# PROBLEM TO SOLVE:
Find the number of lines containing the string "system" in the data. Answer with the number by itself.

########

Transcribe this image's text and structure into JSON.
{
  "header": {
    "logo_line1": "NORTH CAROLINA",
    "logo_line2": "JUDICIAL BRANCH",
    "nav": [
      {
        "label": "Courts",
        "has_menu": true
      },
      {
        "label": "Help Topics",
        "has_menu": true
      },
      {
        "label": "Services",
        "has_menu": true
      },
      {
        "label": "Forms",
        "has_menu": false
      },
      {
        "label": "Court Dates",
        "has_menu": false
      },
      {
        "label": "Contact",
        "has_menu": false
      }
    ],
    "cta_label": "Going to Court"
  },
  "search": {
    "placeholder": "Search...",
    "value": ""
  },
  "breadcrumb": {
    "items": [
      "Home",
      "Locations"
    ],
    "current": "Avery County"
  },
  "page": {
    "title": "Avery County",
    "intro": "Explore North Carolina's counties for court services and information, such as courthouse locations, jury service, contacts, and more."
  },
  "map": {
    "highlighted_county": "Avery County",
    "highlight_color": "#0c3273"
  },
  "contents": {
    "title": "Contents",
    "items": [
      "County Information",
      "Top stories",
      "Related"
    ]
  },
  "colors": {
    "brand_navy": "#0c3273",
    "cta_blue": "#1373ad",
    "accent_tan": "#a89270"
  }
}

########

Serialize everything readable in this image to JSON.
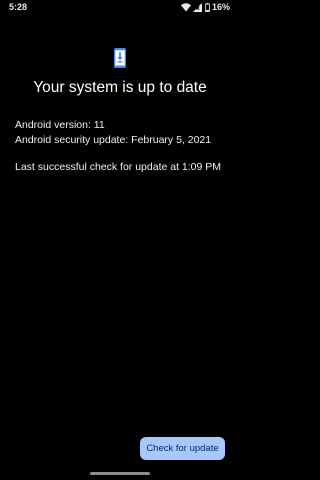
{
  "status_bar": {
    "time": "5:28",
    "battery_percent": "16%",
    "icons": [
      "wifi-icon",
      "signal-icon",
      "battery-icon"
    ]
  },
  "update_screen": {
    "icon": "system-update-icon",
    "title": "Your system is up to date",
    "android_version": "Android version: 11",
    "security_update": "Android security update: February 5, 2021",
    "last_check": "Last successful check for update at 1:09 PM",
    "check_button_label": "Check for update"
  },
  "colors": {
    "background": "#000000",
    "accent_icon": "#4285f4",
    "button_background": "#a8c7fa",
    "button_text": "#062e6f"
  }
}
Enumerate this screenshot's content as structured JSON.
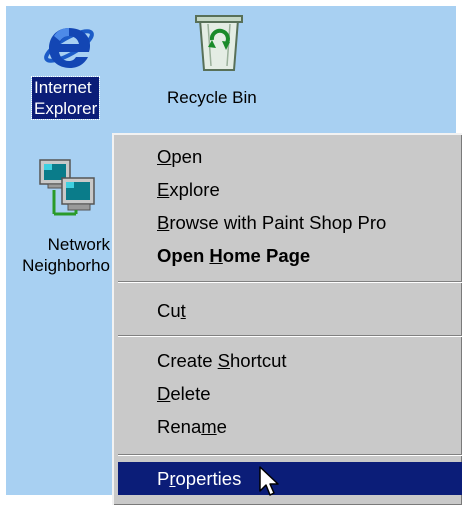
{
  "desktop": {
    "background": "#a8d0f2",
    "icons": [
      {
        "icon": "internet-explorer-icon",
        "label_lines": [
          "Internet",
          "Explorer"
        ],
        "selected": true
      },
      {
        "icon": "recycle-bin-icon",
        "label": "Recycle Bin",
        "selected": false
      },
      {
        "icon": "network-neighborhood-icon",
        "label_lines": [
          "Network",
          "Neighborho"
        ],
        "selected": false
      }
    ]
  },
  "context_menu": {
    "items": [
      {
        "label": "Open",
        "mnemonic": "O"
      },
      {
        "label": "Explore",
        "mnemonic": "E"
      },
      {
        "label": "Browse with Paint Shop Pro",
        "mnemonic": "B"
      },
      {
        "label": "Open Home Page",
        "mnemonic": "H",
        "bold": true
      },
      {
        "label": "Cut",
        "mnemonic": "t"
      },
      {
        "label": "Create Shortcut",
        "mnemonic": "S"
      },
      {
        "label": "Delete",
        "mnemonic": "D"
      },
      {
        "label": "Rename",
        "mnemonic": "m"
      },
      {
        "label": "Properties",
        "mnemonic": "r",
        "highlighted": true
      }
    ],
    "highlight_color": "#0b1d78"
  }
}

########

# TASK ANSWER:
2